• [A block of data]
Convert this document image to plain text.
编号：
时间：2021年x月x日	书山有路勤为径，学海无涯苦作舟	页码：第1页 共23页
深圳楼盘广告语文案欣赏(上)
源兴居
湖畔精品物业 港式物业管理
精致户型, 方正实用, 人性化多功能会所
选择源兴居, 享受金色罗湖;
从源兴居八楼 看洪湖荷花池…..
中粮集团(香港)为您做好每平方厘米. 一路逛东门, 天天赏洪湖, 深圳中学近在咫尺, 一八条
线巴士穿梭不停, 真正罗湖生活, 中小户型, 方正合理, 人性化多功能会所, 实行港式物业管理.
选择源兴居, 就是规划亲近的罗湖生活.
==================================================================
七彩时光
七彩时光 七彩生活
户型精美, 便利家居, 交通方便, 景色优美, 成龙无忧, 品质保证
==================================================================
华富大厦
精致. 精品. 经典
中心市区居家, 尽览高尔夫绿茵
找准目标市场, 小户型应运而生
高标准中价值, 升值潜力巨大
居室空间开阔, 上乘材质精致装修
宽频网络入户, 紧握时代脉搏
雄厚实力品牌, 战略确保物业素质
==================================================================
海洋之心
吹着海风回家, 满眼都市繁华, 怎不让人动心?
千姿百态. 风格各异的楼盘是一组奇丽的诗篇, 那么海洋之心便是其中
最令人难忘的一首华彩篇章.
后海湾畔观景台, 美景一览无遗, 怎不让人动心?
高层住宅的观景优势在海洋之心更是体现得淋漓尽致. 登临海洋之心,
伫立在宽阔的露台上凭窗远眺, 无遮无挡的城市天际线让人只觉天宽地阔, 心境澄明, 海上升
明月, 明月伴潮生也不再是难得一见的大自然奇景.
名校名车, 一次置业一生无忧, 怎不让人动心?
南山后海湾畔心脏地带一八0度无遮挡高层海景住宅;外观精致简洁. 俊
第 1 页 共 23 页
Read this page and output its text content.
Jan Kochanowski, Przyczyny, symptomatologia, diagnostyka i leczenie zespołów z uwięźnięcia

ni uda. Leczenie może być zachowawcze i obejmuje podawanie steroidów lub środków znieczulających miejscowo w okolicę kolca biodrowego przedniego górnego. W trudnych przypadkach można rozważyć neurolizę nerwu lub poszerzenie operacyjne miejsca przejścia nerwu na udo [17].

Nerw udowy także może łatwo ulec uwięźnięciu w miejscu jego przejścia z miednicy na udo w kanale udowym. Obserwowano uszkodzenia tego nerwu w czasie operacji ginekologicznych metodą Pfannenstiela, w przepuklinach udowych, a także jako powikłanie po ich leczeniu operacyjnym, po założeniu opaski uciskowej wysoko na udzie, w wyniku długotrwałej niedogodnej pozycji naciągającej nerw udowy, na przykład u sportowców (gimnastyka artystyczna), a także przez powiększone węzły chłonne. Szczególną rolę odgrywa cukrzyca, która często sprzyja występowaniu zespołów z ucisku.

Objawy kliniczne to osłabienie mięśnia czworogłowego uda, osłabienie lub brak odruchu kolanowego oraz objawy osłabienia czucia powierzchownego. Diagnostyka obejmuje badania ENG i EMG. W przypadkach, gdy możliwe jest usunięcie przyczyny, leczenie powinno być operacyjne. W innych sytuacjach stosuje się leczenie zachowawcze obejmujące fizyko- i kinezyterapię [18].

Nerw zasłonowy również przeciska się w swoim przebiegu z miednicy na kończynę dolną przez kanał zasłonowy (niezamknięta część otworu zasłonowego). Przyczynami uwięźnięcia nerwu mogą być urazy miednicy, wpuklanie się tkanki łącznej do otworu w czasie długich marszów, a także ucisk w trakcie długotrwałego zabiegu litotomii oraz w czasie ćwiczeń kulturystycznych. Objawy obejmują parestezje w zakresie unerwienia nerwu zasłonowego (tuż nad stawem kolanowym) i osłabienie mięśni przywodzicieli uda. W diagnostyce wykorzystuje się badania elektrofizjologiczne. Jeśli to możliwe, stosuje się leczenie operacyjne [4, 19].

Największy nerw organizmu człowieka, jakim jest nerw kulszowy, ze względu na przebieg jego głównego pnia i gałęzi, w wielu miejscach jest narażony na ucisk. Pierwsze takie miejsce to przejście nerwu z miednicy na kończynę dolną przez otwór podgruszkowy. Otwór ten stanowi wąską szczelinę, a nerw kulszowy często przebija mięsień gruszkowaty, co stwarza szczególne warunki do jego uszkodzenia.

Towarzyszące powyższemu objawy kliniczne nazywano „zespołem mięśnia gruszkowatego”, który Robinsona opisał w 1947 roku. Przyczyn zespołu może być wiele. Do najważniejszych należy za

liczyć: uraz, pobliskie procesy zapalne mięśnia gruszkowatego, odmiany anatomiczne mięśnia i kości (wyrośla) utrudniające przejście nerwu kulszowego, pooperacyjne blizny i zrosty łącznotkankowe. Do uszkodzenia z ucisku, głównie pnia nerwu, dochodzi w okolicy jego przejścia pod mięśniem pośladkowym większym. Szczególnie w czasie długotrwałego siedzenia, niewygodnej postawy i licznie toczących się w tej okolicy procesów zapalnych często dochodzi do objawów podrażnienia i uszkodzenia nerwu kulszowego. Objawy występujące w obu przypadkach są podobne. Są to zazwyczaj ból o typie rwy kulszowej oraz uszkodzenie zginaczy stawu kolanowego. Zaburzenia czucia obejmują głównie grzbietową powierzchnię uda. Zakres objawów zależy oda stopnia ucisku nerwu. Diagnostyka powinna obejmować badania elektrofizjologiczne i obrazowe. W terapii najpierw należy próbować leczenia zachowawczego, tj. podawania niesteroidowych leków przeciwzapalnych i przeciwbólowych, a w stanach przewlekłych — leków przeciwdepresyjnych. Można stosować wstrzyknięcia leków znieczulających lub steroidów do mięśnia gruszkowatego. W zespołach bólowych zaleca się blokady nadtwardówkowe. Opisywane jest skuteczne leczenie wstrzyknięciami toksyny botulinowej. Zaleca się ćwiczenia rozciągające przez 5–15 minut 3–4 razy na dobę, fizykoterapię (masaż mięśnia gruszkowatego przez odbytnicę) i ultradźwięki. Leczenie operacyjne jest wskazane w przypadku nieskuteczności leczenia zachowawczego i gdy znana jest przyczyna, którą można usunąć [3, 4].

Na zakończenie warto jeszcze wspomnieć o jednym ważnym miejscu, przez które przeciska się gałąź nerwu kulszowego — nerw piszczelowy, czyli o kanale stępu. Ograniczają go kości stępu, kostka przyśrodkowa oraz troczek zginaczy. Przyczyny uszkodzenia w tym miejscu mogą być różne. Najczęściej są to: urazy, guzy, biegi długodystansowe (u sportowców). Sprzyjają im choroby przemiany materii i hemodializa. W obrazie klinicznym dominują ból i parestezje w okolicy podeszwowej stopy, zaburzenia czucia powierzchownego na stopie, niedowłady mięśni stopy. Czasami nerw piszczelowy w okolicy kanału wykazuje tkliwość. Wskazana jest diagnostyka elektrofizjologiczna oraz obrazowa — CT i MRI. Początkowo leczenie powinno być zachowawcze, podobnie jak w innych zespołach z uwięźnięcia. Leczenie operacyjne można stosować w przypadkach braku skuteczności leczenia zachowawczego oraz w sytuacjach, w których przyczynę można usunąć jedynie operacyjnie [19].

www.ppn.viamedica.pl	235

• [Your objective]
Determine the number of lines in the data that contain "text" as a word or string, and state only that number.

• [Correct response]
2